* Start *

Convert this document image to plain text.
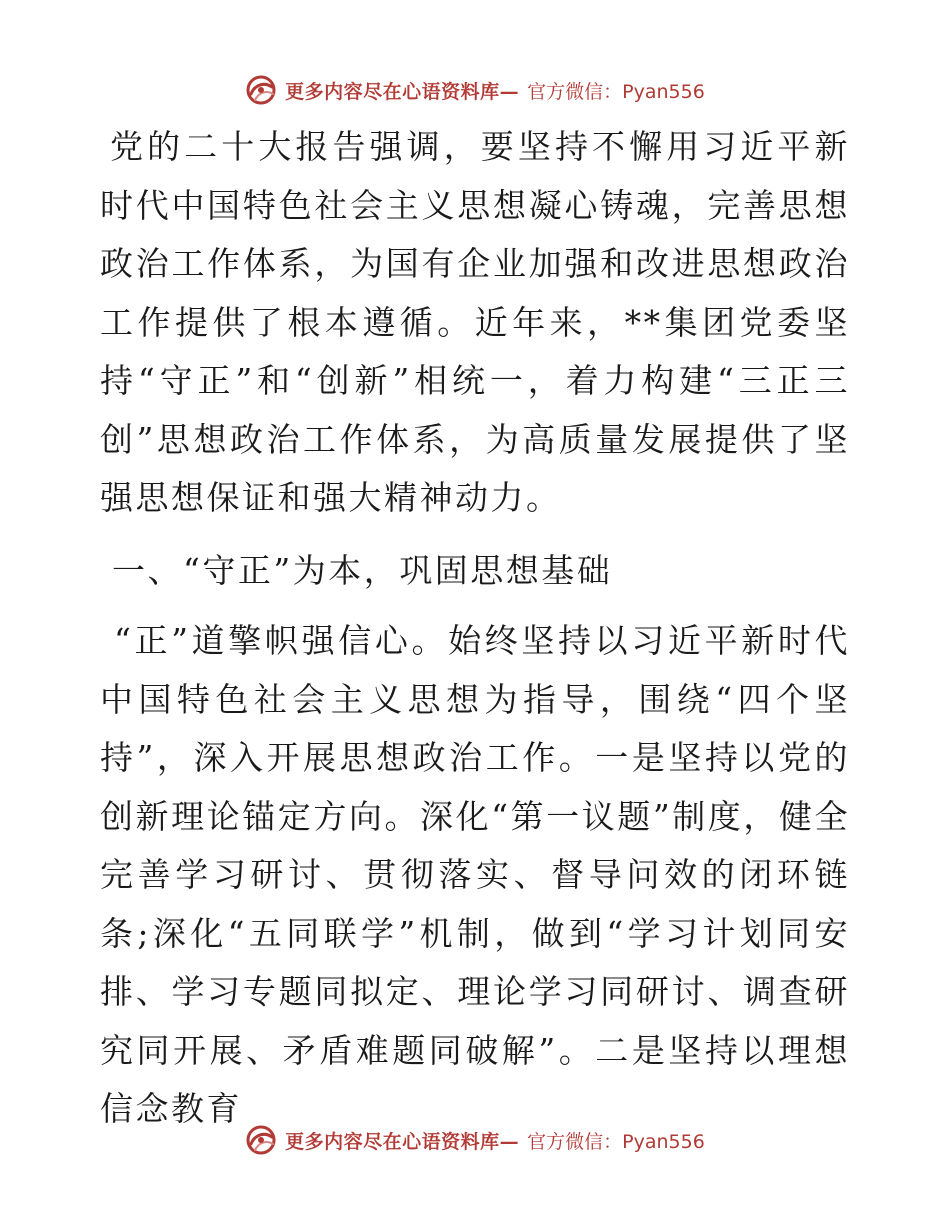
更多内容尽在心语资料库— 官方微信：Pyan556

党的二十大报告强调，要坚持不懈用习近平新时代中国特色社会主义思想凝心铸魂，完善思想政治工作体系，为国有企业加强和改进思想政治工作提供了根本遵循。近年来，**集团党委坚持“守正”和“创新”相统一，着力构建“三正三创”思想政治工作体系，为高质量发展提供了坚强思想保证和强大精神动力。

一、“守正”为本，巩固思想基础

“正”道擎帜强信心。始终坚持以习近平新时代中国特色社会主义思想为指导，围绕“四个坚持”，深入开展思想政治工作。一是坚持以党的创新理论锚定方向。深化“第一议题”制度，健全完善学习研讨、贯彻落实、督导问效的闭环链条;深化“五同联学”机制，做到“学习计划同安排、学习专题同拟定、理论学习同研讨、调查研究同开展、矛盾难题同破解”。二是坚持以理想信念教育

更多内容尽在心语资料库— 官方微信：Pyan556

* End *

→ **STATED GOAL**
None of the pictures should appear; repeat the records exactly otherwise.

→ **COMPLETED EXERCISE**
Convert this document image to plain text.
更多内容尽在心语资料库— 官方微信：Pyan556

党的二十大报告强调，要坚持不懈用习近平新时代中国特色社会主义思想凝心铸魂，完善思想政治工作体系，为国有企业加强和改进思想政治工作提供了根本遵循。近年来，**集团党委坚持“守正”和“创新”相统一，着力构建“三正三创”思想政治工作体系，为高质量发展提供了坚强思想保证和强大精神动力。

一、“守正”为本，巩固思想基础

“正”道擎帜强信心。始终坚持以习近平新时代中国特色社会主义思想为指导，围绕“四个坚持”，深入开展思想政治工作。一是坚持以党的创新理论锚定方向。深化“第一议题”制度，健全完善学习研讨、贯彻落实、督导问效的闭环链条;深化“五同联学”机制，做到“学习计划同安排、学习专题同拟定、理论学习同研讨、调查研究同开展、矛盾难题同破解”。二是坚持以理想信念教育

更多内容尽在心语资料库— 官方微信：Pyan556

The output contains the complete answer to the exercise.